╔══

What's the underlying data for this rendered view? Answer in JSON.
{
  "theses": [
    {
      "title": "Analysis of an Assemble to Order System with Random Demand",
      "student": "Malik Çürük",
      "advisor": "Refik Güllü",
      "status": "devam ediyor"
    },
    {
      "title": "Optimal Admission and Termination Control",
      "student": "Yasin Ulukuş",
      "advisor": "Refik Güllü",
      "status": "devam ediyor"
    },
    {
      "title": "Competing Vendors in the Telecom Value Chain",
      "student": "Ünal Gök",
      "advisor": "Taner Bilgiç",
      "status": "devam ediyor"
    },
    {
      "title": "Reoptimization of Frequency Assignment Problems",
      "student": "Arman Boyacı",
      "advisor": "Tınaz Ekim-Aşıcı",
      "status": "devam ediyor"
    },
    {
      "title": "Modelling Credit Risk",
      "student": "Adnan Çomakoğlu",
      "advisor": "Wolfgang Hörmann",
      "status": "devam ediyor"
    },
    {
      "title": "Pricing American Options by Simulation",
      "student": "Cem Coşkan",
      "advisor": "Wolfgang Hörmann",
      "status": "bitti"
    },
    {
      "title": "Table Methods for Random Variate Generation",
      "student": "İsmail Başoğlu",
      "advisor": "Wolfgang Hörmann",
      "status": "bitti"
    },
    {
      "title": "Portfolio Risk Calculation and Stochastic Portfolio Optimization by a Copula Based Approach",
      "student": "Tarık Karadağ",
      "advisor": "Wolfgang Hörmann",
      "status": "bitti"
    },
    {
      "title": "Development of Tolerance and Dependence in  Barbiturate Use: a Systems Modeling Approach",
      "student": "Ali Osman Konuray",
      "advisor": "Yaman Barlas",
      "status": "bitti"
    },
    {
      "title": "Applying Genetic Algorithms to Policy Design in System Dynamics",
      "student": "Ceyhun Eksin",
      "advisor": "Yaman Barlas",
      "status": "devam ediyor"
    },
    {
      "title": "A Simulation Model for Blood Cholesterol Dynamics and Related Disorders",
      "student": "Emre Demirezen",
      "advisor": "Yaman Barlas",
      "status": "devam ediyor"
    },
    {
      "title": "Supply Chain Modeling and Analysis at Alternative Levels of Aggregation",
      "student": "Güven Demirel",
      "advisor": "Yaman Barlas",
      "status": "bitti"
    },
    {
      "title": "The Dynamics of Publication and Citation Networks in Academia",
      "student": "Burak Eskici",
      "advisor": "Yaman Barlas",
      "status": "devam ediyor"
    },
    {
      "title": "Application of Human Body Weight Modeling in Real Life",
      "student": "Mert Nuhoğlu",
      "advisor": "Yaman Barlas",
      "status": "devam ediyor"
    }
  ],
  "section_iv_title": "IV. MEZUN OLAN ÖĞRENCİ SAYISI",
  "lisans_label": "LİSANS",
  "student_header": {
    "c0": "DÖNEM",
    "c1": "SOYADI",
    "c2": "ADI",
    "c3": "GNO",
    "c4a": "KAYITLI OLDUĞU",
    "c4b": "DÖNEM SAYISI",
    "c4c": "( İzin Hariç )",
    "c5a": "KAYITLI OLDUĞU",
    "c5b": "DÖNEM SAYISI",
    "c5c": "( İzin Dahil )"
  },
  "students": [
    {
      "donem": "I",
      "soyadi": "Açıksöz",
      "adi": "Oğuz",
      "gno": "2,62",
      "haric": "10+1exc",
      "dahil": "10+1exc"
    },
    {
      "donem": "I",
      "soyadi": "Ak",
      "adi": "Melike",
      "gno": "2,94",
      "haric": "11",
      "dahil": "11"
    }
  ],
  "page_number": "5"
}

╚══

WRITTEN EXERCISE:
Which lines hold the word "Simulation"? Copy all of them.

ANSWER:
      "title": "Pricing American Options by Simulation",
      "title": "A Simulation Model for Blood Cholesterol Dynamics and Related Disorders",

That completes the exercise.